__Data entries__
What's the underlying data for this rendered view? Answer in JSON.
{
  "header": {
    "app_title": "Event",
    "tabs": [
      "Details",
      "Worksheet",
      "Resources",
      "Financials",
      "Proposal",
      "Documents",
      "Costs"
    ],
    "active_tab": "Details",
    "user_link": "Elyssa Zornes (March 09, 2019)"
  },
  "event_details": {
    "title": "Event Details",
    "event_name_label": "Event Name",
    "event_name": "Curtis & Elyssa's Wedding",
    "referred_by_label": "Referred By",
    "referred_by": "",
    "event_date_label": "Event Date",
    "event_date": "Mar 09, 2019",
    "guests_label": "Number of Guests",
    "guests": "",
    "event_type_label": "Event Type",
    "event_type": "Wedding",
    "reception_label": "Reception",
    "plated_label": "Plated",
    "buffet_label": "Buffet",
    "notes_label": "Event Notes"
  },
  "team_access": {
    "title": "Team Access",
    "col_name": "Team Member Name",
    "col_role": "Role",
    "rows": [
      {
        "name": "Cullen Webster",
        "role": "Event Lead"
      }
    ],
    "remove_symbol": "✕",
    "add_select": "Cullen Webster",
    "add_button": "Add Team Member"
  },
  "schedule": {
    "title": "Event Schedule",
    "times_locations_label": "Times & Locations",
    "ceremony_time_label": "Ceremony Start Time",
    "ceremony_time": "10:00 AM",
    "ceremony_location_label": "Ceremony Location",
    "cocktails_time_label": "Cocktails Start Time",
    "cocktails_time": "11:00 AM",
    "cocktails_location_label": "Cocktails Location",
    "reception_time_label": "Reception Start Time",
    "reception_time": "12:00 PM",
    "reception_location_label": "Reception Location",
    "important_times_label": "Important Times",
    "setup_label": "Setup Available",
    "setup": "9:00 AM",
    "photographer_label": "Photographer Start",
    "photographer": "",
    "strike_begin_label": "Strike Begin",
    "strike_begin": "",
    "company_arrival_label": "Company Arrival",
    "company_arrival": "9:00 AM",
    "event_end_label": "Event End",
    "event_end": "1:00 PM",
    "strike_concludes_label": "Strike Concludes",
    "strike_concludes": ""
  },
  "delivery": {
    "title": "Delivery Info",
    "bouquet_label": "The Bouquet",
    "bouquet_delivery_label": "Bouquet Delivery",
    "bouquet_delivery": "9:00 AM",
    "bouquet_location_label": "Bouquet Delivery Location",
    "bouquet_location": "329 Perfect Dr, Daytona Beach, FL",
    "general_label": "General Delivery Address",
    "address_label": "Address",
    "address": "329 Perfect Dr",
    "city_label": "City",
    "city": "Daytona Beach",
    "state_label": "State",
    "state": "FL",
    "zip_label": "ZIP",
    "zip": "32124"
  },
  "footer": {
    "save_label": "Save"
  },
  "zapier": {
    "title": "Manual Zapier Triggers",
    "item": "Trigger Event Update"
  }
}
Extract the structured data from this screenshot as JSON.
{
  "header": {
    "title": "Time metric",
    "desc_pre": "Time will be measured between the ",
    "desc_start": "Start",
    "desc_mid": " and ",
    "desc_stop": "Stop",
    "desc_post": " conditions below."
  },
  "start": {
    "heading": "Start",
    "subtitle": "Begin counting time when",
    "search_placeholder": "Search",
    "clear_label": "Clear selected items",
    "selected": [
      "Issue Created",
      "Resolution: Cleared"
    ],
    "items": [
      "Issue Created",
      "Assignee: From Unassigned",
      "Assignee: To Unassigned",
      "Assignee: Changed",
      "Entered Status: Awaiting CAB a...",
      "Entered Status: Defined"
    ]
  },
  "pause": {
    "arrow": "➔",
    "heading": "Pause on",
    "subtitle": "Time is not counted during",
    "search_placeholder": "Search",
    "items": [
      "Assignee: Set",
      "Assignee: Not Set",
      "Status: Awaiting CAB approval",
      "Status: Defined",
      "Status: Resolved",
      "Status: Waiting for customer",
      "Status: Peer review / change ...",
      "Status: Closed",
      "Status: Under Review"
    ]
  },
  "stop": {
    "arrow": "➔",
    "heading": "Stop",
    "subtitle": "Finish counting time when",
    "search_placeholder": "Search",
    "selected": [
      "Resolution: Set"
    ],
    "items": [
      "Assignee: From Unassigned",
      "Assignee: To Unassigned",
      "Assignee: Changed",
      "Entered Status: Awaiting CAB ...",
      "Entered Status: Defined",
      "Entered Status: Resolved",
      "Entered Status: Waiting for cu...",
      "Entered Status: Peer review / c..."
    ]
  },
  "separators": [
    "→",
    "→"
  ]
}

__What is required__
Without changing a word, restate the whole listing.

__Written solution__
What's the underlying data for this rendered view? Answer in JSON.
{
  "header": {
    "app_title": "Event",
    "tabs": [
      "Details",
      "Worksheet",
      "Resources",
      "Financials",
      "Proposal",
      "Documents",
      "Costs"
    ],
    "active_tab": "Details",
    "user_link": "Elyssa Zornes (March 09, 2019)"
  },
  "event_details": {
    "title": "Event Details",
    "event_name_label": "Event Name",
    "event_name": "Curtis & Elyssa's Wedding",
    "referred_by_label": "Referred By",
    "referred_by": "",
    "event_date_label": "Event Date",
    "event_date": "Mar 09, 2019",
    "guests_label": "Number of Guests",
    "guests": "",
    "event_type_label": "Event Type",
    "event_type": "Wedding",
    "reception_label": "Reception",
    "plated_label": "Plated",
    "buffet_label": "Buffet",
    "notes_label": "Event Notes"
  },
  "team_access": {
    "title": "Team Access",
    "col_name": "Team Member Name",
    "col_role": "Role",
    "rows": [
      {
        "name": "Cullen Webster",
        "role": "Event Lead"
      }
    ],
    "remove_symbol": "✕",
    "add_select": "Cullen Webster",
    "add_button": "Add Team Member"
  },
  "schedule": {
    "title": "Event Schedule",
    "times_locations_label": "Times & Locations",
    "ceremony_time_label": "Ceremony Start Time",
    "ceremony_time": "10:00 AM",
    "ceremony_location_label": "Ceremony Location",
    "cocktails_time_label": "Cocktails Start Time",
    "cocktails_time": "11:00 AM",
    "cocktails_location_label": "Cocktails Location",
    "reception_time_label": "Reception Start Time",
    "reception_time": "12:00 PM",
    "reception_location_label": "Reception Location",
    "important_times_label": "Important Times",
    "setup_label": "Setup Available",
    "setup": "9:00 AM",
    "photographer_label": "Photographer Start",
    "photographer": "",
    "strike_begin_label": "Strike Begin",
    "strike_begin": "",
    "company_arrival_label": "Company Arrival",
    "company_arrival": "9:00 AM",
    "event_end_label": "Event End",
    "event_end": "1:00 PM",
    "strike_concludes_label": "Strike Concludes",
    "strike_concludes": ""
  },
  "delivery": {
    "title": "Delivery Info",
    "bouquet_label": "The Bouquet",
    "bouquet_delivery_label": "Bouquet Delivery",
    "bouquet_delivery": "9:00 AM",
    "bouquet_location_label": "Bouquet Delivery Location",
    "bouquet_location": "329 Perfect Dr, Daytona Beach, FL",
    "general_label": "General Delivery Address",
    "address_label": "Address",
    "address": "329 Perfect Dr",
    "city_label": "City",
    "city": "Daytona Beach",
    "state_label": "State",
    "state": "FL",
    "zip_label": "ZIP",
    "zip": "32124"
  },
  "footer": {
    "save_label": "Save"
  },
  "zapier": {
    "title": "Manual Zapier Triggers",
    "item": "Trigger Event Update"
  }
}
Extract the structured data from this screenshot as JSON.
{
  "header": {
    "title": "Time metric",
    "desc_pre": "Time will be measured between the ",
    "desc_start": "Start",
    "desc_mid": " and ",
    "desc_stop": "Stop",
    "desc_post": " conditions below."
  },
  "start": {
    "heading": "Start",
    "subtitle": "Begin counting time when",
    "search_placeholder": "Search",
    "clear_label": "Clear selected items",
    "selected": [
      "Issue Created",
      "Resolution: Cleared"
    ],
    "items": [
      "Issue Created",
      "Assignee: From Unassigned",
      "Assignee: To Unassigned",
      "Assignee: Changed",
      "Entered Status: Awaiting CAB a...",
      "Entered Status: Defined"
    ]
  },
  "pause": {
    "arrow": "➔",
    "heading": "Pause on",
    "subtitle": "Time is not counted during",
    "search_placeholder": "Search",
    "items": [
      "Assignee: Set",
      "Assignee: Not Set",
      "Status: Awaiting CAB approval",
      "Status: Defined",
      "Status: Resolved",
      "Status: Waiting for customer",
      "Status: Peer review / change ...",
      "Status: Closed",
      "Status: Under Review"
    ]
  },
  "stop": {
    "arrow": "➔",
    "heading": "Stop",
    "subtitle": "Finish counting time when",
    "search_placeholder": "Search",
    "selected": [
      "Resolution: Set"
    ],
    "items": [
      "Assignee: From Unassigned",
      "Assignee: To Unassigned",
      "Assignee: Changed",
      "Entered Status: Awaiting CAB ...",
      "Entered Status: Defined",
      "Entered Status: Resolved",
      "Entered Status: Waiting for cu...",
      "Entered Status: Peer review / c..."
    ]
  },
  "separators": [
    "→",
    "→"
  ]
}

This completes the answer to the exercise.